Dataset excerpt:
• • • • •
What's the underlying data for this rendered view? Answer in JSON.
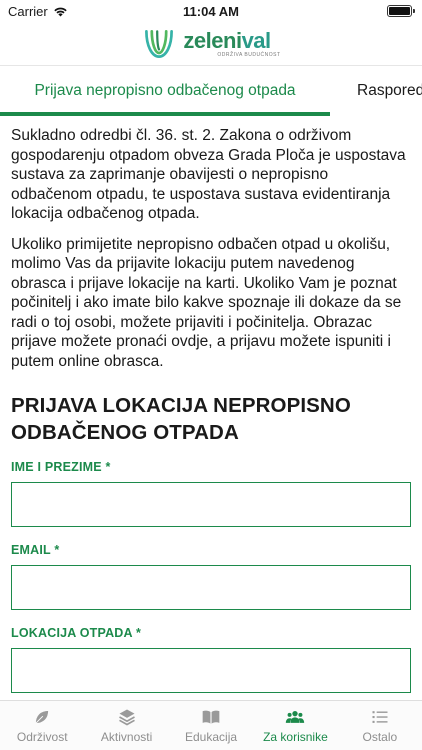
{
  "status": {
    "carrier": "Carrier",
    "time": "11:04 AM",
    "battery_percent": 100
  },
  "header": {
    "logo_word": "zeleni",
    "logo_word_accent": "val",
    "logo_tagline": "ODRŽIVA BUDUĆNOST"
  },
  "tabs": [
    {
      "label": "Prijava nepropisno odbačenog otpada",
      "active": true
    },
    {
      "label": "Raspored",
      "active": false
    }
  ],
  "content": {
    "paragraph_1": "Sukladno odredbi čl. 36. st. 2. Zakona o održivom gospodarenju otpadom obveza Grada Ploča je uspostava sustava za zaprimanje obavijesti o nepropisno odbačenom otpadu, te uspostava sustava evidentiranja lokacija odbačenog otpada.",
    "paragraph_2": "Ukoliko primijetite nepropisno odbačen otpad u okolišu, molimo Vas da prijavite lokaciju putem navedenog obrasca i prijave lokacije na karti. Ukoliko Vam je poznat počinitelj i ako imate bilo kakve spoznaje ili dokaze da se radi o toj osobi, možete prijaviti i počinitelja. Obrazac prijave možete pronaći ovdje, a prijavu možete ispuniti i putem online obrasca.",
    "form_title": "PRIJAVA LOKACIJA NEPROPISNO ODBAČENOG OTPADA"
  },
  "form": {
    "name_label": "IME I PREZIME *",
    "name_value": "",
    "email_label": "EMAIL *",
    "email_value": "",
    "location_label": "LOKACIJA OTPADA *",
    "location_value": ""
  },
  "bottom_nav": {
    "items": [
      {
        "label": "Održivost",
        "icon": "leaf-icon",
        "active": false
      },
      {
        "label": "Aktivnosti",
        "icon": "layers-icon",
        "active": false
      },
      {
        "label": "Edukacija",
        "icon": "book-icon",
        "active": false
      },
      {
        "label": "Za korisnike",
        "icon": "users-icon",
        "active": true
      },
      {
        "label": "Ostalo",
        "icon": "list-icon",
        "active": false
      }
    ]
  },
  "colors": {
    "accent": "#1c8a4b",
    "inactive": "#8e8e8e",
    "logo_teal": "#2a9a88"
  }
}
• • • • •
WHAT THE TASK REQUIRES: Set each line of the records down exactly, leaving every picture out.

OUTPUT OF THE EXERCISE:
What's the underlying data for this rendered view? Answer in JSON.
{
  "status": {
    "carrier": "Carrier",
    "time": "11:04 AM",
    "battery_percent": 100
  },
  "header": {
    "logo_word": "zeleni",
    "logo_word_accent": "val",
    "logo_tagline": "ODRŽIVA BUDUĆNOST"
  },
  "tabs": [
    {
      "label": "Prijava nepropisno odbačenog otpada",
      "active": true
    },
    {
      "label": "Raspored",
      "active": false
    }
  ],
  "content": {
    "paragraph_1": "Sukladno odredbi čl. 36. st. 2. Zakona o održivom gospodarenju otpadom obveza Grada Ploča je uspostava sustava za zaprimanje obavijesti o nepropisno odbačenom otpadu, te uspostava sustava evidentiranja lokacija odbačenog otpada.",
    "paragraph_2": "Ukoliko primijetite nepropisno odbačen otpad u okolišu, molimo Vas da prijavite lokaciju putem navedenog obrasca i prijave lokacije na karti. Ukoliko Vam je poznat počinitelj i ako imate bilo kakve spoznaje ili dokaze da se radi o toj osobi, možete prijaviti i počinitelja. Obrazac prijave možete pronaći ovdje, a prijavu možete ispuniti i putem online obrasca.",
    "form_title": "PRIJAVA LOKACIJA NEPROPISNO ODBAČENOG OTPADA"
  },
  "form": {
    "name_label": "IME I PREZIME *",
    "name_value": "",
    "email_label": "EMAIL *",
    "email_value": "",
    "location_label": "LOKACIJA OTPADA *",
    "location_value": ""
  },
  "bottom_nav": {
    "items": [
      {
        "label": "Održivost",
        "icon": "leaf-icon",
        "active": false
      },
      {
        "label": "Aktivnosti",
        "icon": "layers-icon",
        "active": false
      },
      {
        "label": "Edukacija",
        "icon": "book-icon",
        "active": false
      },
      {
        "label": "Za korisnike",
        "icon": "users-icon",
        "active": true
      },
      {
        "label": "Ostalo",
        "icon": "list-icon",
        "active": false
      }
    ]
  },
  "colors": {
    "accent": "#1c8a4b",
    "inactive": "#8e8e8e",
    "logo_teal": "#2a9a88"
  }
}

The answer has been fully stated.